There are plenty of people walking around with puns for names. Many of them made punk music in the early eighties. But it's rarer to find someone who (a) came about the pun in their name quite naturally, and (b) carries a punning name that's genuinely funny.

So meet Jaime Sin, who died in 2005, but before that was famous not only for his high ranking within the Catholic Church and his importance to the politics of the Philippines but also for the awesome name that resulted from that position. As Cardinal Archbishop Emeritus of Manila, he was known as 'Cardinal Sin'.

If you don't get the joke, while 'Sin' (or Xin or Shin) is not that uncommon a name in eastern Asia, the joke is that what we also call the 'seven deadly sins' are also called 'Cardinal Sins'. So gluttony, for example, is a Cardinal Sin. As is lust. As, of course, is this guy.

Cardinal Sin had a sense of humour about his name, referring to his official residence as 'the house of Sin'. He might also have taken water-off-a-duck's-back comfort in the knowledge that his efforts to topple the Marcos regime and bring democracy to his homeland would, ultimately, matter more than the odd giggle about his name.

Thursday, January 20, 2011

"Anus Language" and "Anal Language"

It's certainy funny that there's a language in the world called the "Anus Language", even if it's a critically endangered language spoken by only seventy people in Papua New Guinea. One is tempted to say, "come on now, let's not be immature here; it's probably pronounced to rhyme with 'caboose', and anyway it's a big ol' world with all kinds of different languages and names, and let's be grown-ups here'. But Wikipedia helpfully reminds us of the awesomeness buried below the surface with this helpful disambiguation:
Not to be confused with Anal language.

BRIEF — Please repeat the text on punning names word for word, between "It's certainy funny" and "with Anal language.", inclusive.

SOURCE EXCERPT —
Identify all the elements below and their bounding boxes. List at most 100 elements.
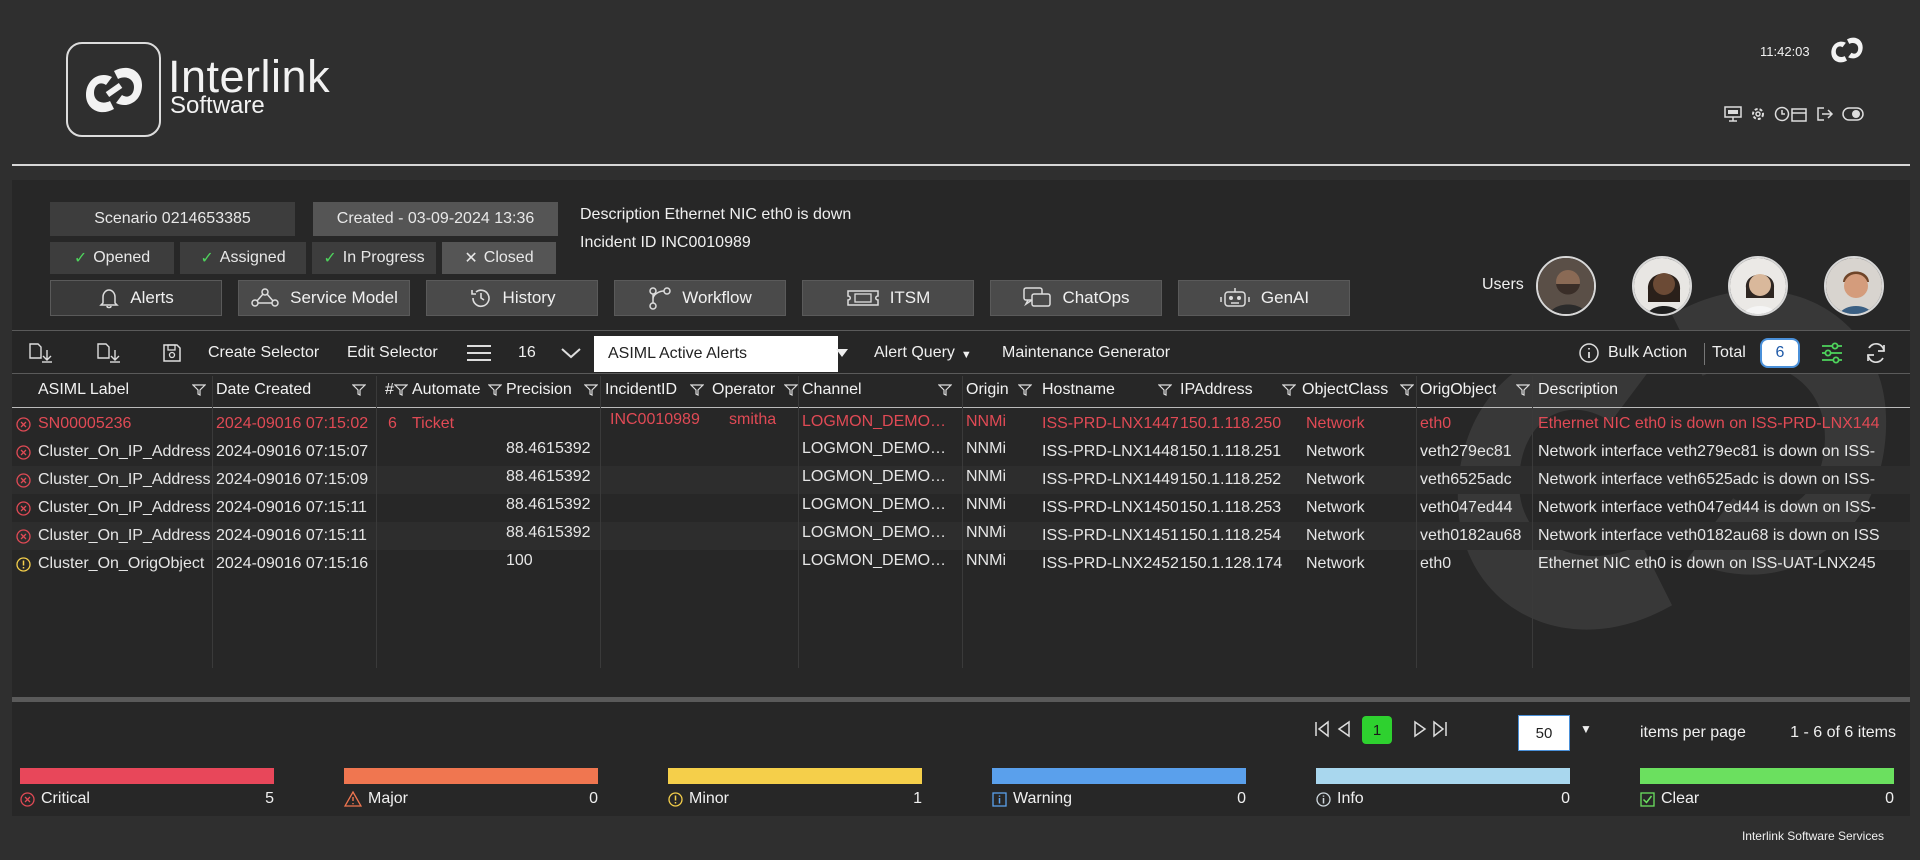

EXERCISE ANSWER —
It's certainy funny that there's a language in the world called the "Anus Language", even if it's a critically endangered language spoken by only seventy people in Papua New Guinea. One is tempted to say, "come on now, let's not be immature here; it's probably pronounced to rhyme with 'caboose', and anyway it's a big ol' world with all kinds of different languages and names, and let's be grown-ups here'. But Wikipedia helpfully reminds us of the awesomeness buried below the surface with this helpful disambiguation:
Not to be confused with Anal language.